▶ **AIM OF THE EXERCISE**: Return all lines with the word "title" in them.

Figure record extracts
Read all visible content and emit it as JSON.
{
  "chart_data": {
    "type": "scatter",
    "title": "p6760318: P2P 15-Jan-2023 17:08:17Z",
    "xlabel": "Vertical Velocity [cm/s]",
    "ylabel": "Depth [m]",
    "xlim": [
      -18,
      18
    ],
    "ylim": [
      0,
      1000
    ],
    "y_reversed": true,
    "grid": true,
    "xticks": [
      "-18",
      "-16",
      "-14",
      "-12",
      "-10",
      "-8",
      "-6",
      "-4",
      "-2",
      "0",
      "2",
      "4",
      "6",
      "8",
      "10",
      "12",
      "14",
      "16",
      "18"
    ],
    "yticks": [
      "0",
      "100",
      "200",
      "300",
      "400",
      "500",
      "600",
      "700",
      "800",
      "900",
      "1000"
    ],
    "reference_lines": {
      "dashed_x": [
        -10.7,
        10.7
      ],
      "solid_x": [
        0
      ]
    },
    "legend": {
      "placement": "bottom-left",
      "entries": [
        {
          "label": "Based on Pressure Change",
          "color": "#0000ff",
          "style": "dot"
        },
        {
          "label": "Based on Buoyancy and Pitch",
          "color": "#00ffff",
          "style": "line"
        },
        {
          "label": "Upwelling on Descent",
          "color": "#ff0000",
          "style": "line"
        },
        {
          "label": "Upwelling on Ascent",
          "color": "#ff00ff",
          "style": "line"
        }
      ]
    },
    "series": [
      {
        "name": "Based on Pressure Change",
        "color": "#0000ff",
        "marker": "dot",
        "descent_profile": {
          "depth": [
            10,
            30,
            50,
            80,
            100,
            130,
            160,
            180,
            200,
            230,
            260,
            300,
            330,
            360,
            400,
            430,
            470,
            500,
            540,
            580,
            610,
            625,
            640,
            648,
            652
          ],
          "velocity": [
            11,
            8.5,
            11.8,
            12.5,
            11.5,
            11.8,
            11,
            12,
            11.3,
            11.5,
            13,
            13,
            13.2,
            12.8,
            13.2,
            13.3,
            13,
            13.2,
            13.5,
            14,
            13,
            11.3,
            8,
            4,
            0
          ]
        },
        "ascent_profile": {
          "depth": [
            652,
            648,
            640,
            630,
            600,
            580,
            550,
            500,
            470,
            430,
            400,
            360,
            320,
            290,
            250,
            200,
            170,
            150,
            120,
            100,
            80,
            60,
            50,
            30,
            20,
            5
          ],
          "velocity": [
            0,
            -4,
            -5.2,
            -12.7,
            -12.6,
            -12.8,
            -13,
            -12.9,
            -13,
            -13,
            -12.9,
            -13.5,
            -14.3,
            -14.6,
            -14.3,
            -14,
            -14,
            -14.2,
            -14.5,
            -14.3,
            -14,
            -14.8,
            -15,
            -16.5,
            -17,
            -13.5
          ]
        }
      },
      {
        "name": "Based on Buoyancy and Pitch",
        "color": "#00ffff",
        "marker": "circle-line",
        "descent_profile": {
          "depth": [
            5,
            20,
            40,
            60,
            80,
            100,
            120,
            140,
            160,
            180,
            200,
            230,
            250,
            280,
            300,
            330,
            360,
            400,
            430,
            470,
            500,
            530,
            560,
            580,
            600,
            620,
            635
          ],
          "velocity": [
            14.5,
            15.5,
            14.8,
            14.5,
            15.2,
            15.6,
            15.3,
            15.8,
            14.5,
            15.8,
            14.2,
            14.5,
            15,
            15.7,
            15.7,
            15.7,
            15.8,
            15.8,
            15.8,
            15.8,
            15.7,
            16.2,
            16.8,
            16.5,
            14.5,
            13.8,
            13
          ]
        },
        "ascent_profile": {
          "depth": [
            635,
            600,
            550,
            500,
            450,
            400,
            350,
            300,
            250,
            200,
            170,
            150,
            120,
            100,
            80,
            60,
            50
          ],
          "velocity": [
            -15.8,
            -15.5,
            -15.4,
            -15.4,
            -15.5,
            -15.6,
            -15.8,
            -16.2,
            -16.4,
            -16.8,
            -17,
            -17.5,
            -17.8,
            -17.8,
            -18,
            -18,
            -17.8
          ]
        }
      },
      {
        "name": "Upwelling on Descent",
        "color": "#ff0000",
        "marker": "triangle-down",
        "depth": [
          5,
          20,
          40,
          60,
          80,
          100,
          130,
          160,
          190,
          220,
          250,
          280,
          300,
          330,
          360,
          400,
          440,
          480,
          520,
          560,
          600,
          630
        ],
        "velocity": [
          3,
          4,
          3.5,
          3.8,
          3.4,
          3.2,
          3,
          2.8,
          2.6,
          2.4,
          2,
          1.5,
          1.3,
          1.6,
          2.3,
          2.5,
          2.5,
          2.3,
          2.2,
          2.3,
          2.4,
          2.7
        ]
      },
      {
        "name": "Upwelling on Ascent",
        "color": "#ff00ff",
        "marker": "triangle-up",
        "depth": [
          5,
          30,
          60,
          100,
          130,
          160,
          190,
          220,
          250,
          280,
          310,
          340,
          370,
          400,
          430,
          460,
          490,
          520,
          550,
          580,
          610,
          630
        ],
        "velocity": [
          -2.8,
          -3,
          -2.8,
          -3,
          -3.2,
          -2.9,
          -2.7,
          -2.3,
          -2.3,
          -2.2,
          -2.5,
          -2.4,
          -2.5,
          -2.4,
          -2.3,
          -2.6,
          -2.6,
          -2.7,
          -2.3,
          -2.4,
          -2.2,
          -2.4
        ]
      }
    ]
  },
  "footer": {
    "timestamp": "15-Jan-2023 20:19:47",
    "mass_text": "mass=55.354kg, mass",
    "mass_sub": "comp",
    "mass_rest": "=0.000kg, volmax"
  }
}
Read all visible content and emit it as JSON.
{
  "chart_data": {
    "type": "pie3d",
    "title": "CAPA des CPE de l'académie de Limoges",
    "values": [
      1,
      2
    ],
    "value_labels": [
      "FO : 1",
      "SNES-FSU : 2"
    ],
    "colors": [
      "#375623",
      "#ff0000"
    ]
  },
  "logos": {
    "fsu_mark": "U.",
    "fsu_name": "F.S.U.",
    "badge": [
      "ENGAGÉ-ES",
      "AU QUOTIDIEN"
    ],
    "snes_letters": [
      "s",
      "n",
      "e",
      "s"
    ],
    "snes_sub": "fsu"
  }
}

▶ **FINISHED EXERCISE**:
    "title": "p6760318: P2P 15-Jan-2023 17:08:17Z",
    "title": "CAPA des CPE de l'académie de Limoges",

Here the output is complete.